Josua menuturkan, perkembangan kondisi suku bunga global yang cenderung berbeda tersebut membuat sentimen pengurangan risiko di pasar negara berkembang, termasuk Indonesia kembali meningkat. Hal ini terlihat terutama pada pasar obligasi Indonesia yang sudah mencatatkan arus keluar modal bersih secara year-to-date (ytd).

"Banyak investor dan traders cenderung kembali memindahkan portofolionya ke aset-aset yang aman [safe-haven assets] sehingga memicu capital outflow dari pasar keuangan negara berkembang dan mendorong pelemahan mata uang Asia termasuk rupiah," kata Josua.

Di sisi lain, Indonesia juga harus dihadapkan dengan risiko kembalinya twin deficit atau kondisi di mana ekonomi mencatatkan pelebaran defisit neraca transaksi berjalan dan defisit fiskal. Data terakhir menunjukkan surplus neraca dagang Indonesia terus menyusut, sejalan dengan berlanjutnya normalisasi harga komoditas dan kondisi ekonomi Tiongkok, mitra dagang utama Indonesia, yang cenderung terus melemah.

"Hal ini meningkatkan risiko pelebaran defisit pada neraca transaksi berjalan pada tahun ini," ungkap Josua.

Josua menuturkan, dari sisi fiskal terjadi ketidakpastian terkait dengan program-program pemerintahan ke depannya yang mana banyak pihak menilai cukup agresif sehingga dapat mendorong peningkatan belanja negara cukup signifikan.

****************************************

**Daftar Tugas**
1. Menurut kutipan tentang risiko ekonomi Indonesia, pasar mana di Indonesia yang sudah mencatatkan arus keluar modal bersih secara year-to-date?
2. Cetak bagian kutipan tentang risiko ekonomi Indonesia yang berada di antara "Di sisi lain, Indonesia" dan "cenderung terus melemah.", termasuk kedua bagian itu, tanpa mengubah apa pun.
3. Teruskan kutipan tentang risiko ekonomi Indonesia, dimulai sesudah kalimat terakhir yang tercantum.

**Data yang Diberikan**
****************************************

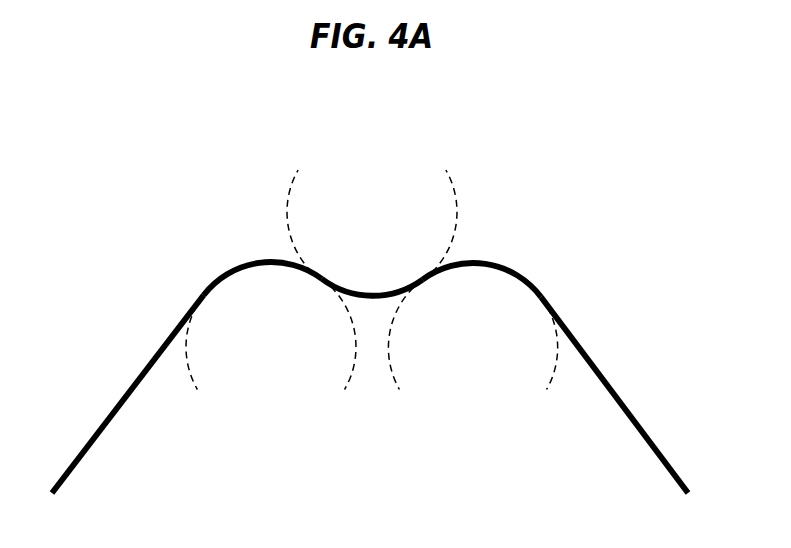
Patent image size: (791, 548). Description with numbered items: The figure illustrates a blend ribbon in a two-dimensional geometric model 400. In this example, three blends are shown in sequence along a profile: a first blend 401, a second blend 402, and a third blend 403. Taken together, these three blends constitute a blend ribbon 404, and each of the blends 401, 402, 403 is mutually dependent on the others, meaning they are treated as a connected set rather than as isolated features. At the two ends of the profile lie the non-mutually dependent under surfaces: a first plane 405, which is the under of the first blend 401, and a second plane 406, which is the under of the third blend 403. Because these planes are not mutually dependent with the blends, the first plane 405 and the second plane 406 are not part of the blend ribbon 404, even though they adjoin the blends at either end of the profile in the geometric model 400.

****************************************

**Jawaban yang Diharapkan**
1. Pasar obligasi Indonesia.

2.
Di sisi lain, Indonesia juga harus dihadapkan dengan risiko kembalinya twin deficit atau kondisi di mana ekonomi mencatatkan pelebaran defisit neraca transaksi berjalan dan defisit fiskal. Data terakhir menunjukkan surplus neraca dagang Indonesia terus menyusut, sejalan dengan berlanjutnya normalisasi harga komoditas dan kondisi ekonomi Tiongkok, mitra dagang utama Indonesia, yang cenderung terus melemah.

3.
Ilustrasi APBN

Ilustrasi APBN. FOTO/Istockphoto

Di sisi lain, penerimaan negara cenderung menurun sejalan dengan normalisasi harga komoditas. Data terkini menunjukkan APBN masih mencatatkan surplus. Namun, jika dibandingkan dengan posisi periode yang sama tahun lalu, surplus cenderung menurun.

"Hal ini memberi kekhawatiran terkait pembiayaan APBN ke depan sehingga memberikan sentimen negatif pada pasar obligasi Indonesia. Tercatat bahwa kepemilikan asing di Surat Berharga Negara (SBN) terus menurun dari awal tahun," ujar Josua.

Tantangan-tantangan tersebut, baik yang bersumber dari sisi eksternal maupun domestik, akan mempengaruhi keputusan Bank Indonesia dalam menentukan waktu dan besar pemotongan BI-rate ke depan. Dalam jangka pendek, ditambah dengan risiko inflasi yang meningkat terutama dari sisi harga pangan, akan membuat BI cenderung akan mempertahankan BI-rate pada level saat ini.

"Bank Indonesia pun sudah dan akan terus melakukan langkah-langkah stabilisasi seperti triple intervention di pasar spot USD/IDR, pasar DNDF dan pasar obligasi," kata Josua.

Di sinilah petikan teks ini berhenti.